**EXERCISE REQUIREMENTS**
Make an exact copy of each entry, leaving out every picture.

-------- INFORMATION SUPPLIED

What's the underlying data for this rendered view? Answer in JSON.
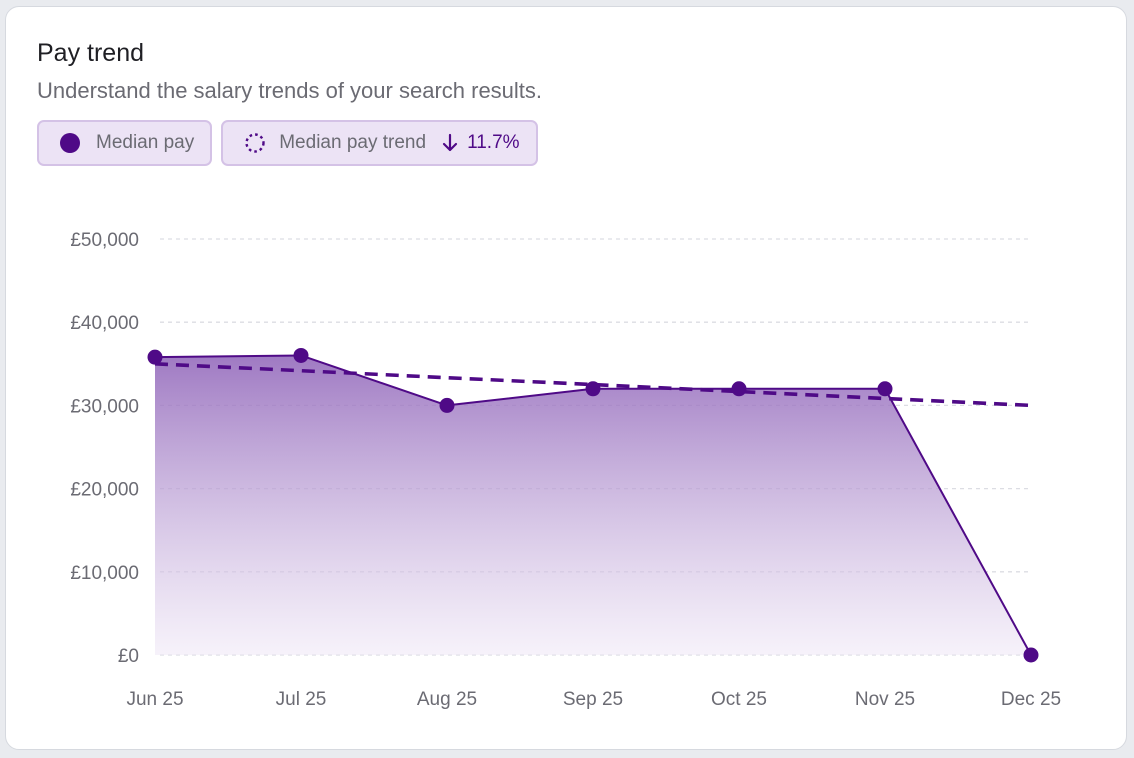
{
  "card": {
    "title": "Pay trend",
    "subtitle": "Understand the salary trends of your search results."
  },
  "legend": {
    "series_label": "Median pay",
    "trend_label": "Median pay trend",
    "trend_change": "11.7%",
    "trend_direction_icon": "arrow-down-icon"
  },
  "colors": {
    "series": "#4f0a87",
    "chip_bg": "#ece3f5",
    "chip_border": "#d4c2e6"
  },
  "chart_data": {
    "type": "area",
    "categories": [
      "Jun 25",
      "Jul 25",
      "Aug 25",
      "Sep 25",
      "Oct 25",
      "Nov 25",
      "Dec 25"
    ],
    "series": [
      {
        "name": "Median pay",
        "values": [
          35800,
          36000,
          30000,
          32000,
          32000,
          32000,
          0
        ]
      },
      {
        "name": "Median pay trend",
        "style": "dashed",
        "values": [
          35000,
          34170,
          33330,
          32500,
          31670,
          30830,
          30000
        ]
      }
    ],
    "yticks": [
      "£0",
      "£10,000",
      "£20,000",
      "£30,000",
      "£40,000",
      "£50,000"
    ],
    "ylim": [
      0,
      50000
    ],
    "grid": true,
    "legend_placement": "top-left"
  }
}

----------------

**FINAL ANSWER**
What's the underlying data for this rendered view? Answer in JSON.
{
  "card": {
    "title": "Pay trend",
    "subtitle": "Understand the salary trends of your search results."
  },
  "legend": {
    "series_label": "Median pay",
    "trend_label": "Median pay trend",
    "trend_change": "11.7%",
    "trend_direction_icon": "arrow-down-icon"
  },
  "colors": {
    "series": "#4f0a87",
    "chip_bg": "#ece3f5",
    "chip_border": "#d4c2e6"
  },
  "chart_data": {
    "type": "area",
    "categories": [
      "Jun 25",
      "Jul 25",
      "Aug 25",
      "Sep 25",
      "Oct 25",
      "Nov 25",
      "Dec 25"
    ],
    "series": [
      {
        "name": "Median pay",
        "values": [
          35800,
          36000,
          30000,
          32000,
          32000,
          32000,
          0
        ]
      },
      {
        "name": "Median pay trend",
        "style": "dashed",
        "values": [
          35000,
          34170,
          33330,
          32500,
          31670,
          30830,
          30000
        ]
      }
    ],
    "yticks": [
      "£0",
      "£10,000",
      "£20,000",
      "£30,000",
      "£40,000",
      "£50,000"
    ],
    "ylim": [
      0,
      50000
    ],
    "grid": true,
    "legend_placement": "top-left"
  }
}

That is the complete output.